- _Task statement_
Search the entries for the word "الأكاديمي" and pull out each line that has it.
## BEGIN Records for this exercise
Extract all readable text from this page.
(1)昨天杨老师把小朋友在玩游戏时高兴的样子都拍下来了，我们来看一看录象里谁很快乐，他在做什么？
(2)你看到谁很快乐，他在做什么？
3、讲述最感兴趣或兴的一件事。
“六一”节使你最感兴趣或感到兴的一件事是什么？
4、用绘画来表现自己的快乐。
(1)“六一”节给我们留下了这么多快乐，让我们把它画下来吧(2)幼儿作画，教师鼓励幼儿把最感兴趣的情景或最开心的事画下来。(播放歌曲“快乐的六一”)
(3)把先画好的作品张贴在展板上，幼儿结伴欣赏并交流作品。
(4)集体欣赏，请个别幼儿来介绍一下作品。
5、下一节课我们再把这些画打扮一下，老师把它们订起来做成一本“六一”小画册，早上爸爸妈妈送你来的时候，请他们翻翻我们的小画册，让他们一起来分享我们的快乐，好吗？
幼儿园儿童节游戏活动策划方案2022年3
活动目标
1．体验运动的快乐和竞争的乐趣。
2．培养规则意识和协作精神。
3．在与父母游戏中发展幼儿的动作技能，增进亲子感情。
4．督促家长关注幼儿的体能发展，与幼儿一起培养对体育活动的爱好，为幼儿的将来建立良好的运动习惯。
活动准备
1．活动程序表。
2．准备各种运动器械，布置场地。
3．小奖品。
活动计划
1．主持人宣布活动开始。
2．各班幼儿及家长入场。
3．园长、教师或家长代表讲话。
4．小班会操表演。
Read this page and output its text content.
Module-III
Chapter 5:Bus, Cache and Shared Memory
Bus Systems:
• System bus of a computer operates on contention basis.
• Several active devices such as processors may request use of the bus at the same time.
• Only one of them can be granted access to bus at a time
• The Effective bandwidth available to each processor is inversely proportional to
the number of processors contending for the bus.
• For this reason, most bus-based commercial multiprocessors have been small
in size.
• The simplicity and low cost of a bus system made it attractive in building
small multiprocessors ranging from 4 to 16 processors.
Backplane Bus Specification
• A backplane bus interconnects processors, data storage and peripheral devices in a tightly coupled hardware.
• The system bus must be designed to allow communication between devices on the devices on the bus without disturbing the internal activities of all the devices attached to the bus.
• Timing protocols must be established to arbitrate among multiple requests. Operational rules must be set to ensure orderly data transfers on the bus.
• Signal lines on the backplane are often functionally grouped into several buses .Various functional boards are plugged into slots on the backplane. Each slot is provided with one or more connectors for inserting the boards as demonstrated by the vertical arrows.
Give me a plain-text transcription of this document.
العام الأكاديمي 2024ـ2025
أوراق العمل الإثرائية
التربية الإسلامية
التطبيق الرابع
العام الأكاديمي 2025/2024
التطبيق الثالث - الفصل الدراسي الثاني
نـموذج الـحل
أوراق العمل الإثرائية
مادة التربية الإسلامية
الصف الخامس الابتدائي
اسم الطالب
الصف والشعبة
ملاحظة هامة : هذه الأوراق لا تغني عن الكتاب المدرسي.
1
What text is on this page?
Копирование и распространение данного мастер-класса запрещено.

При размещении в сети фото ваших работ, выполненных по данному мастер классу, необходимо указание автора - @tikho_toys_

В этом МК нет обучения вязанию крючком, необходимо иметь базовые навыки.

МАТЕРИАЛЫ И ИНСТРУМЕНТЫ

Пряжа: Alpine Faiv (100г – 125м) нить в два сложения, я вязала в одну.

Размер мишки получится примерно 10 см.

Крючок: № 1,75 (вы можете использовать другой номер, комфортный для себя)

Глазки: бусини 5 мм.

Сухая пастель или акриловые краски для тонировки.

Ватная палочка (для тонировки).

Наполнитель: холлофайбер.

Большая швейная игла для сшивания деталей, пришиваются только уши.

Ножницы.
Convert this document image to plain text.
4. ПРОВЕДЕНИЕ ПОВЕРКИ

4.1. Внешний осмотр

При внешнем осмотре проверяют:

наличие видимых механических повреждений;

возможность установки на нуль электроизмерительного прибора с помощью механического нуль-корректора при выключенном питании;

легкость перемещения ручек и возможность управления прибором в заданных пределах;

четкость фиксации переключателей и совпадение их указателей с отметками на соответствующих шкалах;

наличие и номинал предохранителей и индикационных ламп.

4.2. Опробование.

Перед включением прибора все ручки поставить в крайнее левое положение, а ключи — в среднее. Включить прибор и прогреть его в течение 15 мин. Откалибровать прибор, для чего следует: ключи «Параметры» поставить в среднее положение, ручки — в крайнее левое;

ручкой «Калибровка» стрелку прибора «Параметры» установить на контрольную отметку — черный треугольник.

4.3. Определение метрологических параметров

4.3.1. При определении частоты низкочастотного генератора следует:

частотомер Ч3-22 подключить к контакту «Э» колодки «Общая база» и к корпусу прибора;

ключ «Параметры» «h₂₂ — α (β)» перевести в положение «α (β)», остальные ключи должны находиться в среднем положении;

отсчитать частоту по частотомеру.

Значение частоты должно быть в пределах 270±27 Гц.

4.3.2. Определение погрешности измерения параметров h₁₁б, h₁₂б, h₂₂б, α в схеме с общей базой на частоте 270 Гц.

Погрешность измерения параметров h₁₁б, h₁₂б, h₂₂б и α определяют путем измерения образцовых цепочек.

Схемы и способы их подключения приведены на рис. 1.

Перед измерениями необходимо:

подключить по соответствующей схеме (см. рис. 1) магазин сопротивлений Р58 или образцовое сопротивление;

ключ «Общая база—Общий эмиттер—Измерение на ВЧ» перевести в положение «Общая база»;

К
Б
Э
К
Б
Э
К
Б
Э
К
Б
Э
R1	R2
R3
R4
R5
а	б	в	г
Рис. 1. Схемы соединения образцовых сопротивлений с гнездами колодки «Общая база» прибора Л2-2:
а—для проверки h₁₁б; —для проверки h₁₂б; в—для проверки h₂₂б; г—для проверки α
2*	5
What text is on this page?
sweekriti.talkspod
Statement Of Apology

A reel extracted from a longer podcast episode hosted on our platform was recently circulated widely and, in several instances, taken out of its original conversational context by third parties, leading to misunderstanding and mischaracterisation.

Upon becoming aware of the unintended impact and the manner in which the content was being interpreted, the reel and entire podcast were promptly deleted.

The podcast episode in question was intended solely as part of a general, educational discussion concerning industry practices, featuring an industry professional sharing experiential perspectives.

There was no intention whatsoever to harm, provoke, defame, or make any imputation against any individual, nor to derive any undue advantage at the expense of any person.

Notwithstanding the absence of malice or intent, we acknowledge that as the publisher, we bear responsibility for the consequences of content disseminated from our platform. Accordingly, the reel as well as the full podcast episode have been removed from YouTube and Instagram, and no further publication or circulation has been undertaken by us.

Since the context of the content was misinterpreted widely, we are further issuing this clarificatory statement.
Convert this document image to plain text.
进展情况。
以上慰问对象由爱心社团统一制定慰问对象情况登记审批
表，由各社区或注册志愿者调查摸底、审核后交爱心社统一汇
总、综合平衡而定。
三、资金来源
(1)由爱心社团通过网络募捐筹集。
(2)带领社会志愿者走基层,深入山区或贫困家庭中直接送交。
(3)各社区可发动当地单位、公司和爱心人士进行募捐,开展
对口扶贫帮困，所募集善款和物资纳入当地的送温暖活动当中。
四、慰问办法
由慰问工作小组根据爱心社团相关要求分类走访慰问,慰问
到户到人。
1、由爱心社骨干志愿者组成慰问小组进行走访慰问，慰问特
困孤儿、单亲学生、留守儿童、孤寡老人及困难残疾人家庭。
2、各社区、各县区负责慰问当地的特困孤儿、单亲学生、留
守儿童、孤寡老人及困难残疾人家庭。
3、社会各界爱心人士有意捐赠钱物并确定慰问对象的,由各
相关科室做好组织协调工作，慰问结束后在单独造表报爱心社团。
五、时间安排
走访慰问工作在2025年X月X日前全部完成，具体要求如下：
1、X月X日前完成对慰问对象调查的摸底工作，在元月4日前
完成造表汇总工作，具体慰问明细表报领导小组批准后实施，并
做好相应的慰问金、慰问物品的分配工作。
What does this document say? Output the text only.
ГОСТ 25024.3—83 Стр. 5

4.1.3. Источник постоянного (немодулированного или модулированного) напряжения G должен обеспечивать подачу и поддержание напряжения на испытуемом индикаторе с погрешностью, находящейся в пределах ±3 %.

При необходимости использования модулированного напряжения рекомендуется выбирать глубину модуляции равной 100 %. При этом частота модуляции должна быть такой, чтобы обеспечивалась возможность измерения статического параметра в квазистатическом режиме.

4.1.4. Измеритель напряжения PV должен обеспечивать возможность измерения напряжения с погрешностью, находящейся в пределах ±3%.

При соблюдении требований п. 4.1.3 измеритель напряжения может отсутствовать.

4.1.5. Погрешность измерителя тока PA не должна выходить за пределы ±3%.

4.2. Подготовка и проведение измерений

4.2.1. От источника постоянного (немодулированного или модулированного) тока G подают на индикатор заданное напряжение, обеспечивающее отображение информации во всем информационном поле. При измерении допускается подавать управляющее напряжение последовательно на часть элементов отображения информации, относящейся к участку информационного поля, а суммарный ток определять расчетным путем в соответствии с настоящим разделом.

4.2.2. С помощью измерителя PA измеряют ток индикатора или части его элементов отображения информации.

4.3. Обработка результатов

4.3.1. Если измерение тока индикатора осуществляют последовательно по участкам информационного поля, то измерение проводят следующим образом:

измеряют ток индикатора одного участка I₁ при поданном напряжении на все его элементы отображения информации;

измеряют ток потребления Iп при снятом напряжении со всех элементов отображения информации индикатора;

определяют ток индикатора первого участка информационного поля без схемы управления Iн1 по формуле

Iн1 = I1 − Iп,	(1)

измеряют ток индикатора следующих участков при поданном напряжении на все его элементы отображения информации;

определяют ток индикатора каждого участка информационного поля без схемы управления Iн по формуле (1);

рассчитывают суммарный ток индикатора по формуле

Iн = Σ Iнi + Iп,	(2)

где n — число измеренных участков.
## END Records for this exercise
- _Task solution_
العام الأكاديمي 2024ـ2025
العام الأكاديمي 2025/2024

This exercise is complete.